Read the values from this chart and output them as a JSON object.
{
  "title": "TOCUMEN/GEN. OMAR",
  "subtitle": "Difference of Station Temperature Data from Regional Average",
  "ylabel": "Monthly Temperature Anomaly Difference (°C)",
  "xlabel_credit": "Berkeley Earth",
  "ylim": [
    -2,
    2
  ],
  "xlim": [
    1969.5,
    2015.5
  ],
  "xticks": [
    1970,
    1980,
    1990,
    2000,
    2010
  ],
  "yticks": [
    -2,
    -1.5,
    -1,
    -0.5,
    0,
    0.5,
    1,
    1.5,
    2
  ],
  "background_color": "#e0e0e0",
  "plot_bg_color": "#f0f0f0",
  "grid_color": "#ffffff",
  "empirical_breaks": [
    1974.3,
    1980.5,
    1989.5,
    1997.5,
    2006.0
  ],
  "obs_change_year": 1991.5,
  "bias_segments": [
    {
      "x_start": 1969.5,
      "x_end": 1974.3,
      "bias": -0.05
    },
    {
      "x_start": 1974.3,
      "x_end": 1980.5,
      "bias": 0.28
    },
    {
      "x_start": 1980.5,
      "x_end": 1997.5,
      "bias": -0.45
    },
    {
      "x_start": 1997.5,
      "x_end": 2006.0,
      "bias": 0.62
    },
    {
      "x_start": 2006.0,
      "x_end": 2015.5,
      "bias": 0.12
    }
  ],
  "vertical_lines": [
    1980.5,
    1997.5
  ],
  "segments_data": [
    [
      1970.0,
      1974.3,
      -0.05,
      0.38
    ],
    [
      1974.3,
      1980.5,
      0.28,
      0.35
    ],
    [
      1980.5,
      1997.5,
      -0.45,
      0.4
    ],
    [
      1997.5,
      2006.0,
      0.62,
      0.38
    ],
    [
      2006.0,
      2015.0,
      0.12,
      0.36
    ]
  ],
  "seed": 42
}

WHAT THE EXERCISE ASKS:
The records above must be output exactly, in full.

RESULT:
Read the values from this chart and output them as a JSON object.
{
  "title": "TOCUMEN/GEN. OMAR",
  "subtitle": "Difference of Station Temperature Data from Regional Average",
  "ylabel": "Monthly Temperature Anomaly Difference (°C)",
  "xlabel_credit": "Berkeley Earth",
  "ylim": [
    -2,
    2
  ],
  "xlim": [
    1969.5,
    2015.5
  ],
  "xticks": [
    1970,
    1980,
    1990,
    2000,
    2010
  ],
  "yticks": [
    -2,
    -1.5,
    -1,
    -0.5,
    0,
    0.5,
    1,
    1.5,
    2
  ],
  "background_color": "#e0e0e0",
  "plot_bg_color": "#f0f0f0",
  "grid_color": "#ffffff",
  "empirical_breaks": [
    1974.3,
    1980.5,
    1989.5,
    1997.5,
    2006.0
  ],
  "obs_change_year": 1991.5,
  "bias_segments": [
    {
      "x_start": 1969.5,
      "x_end": 1974.3,
      "bias": -0.05
    },
    {
      "x_start": 1974.3,
      "x_end": 1980.5,
      "bias": 0.28
    },
    {
      "x_start": 1980.5,
      "x_end": 1997.5,
      "bias": -0.45
    },
    {
      "x_start": 1997.5,
      "x_end": 2006.0,
      "bias": 0.62
    },
    {
      "x_start": 2006.0,
      "x_end": 2015.5,
      "bias": 0.12
    }
  ],
  "vertical_lines": [
    1980.5,
    1997.5
  ],
  "segments_data": [
    [
      1970.0,
      1974.3,
      -0.05,
      0.38
    ],
    [
      1974.3,
      1980.5,
      0.28,
      0.35
    ],
    [
      1980.5,
      1997.5,
      -0.45,
      0.4
    ],
    [
      1997.5,
      2006.0,
      0.62,
      0.38
    ],
    [
      2006.0,
      2015.0,
      0.12,
      0.36
    ]
  ],
  "seed": 42
}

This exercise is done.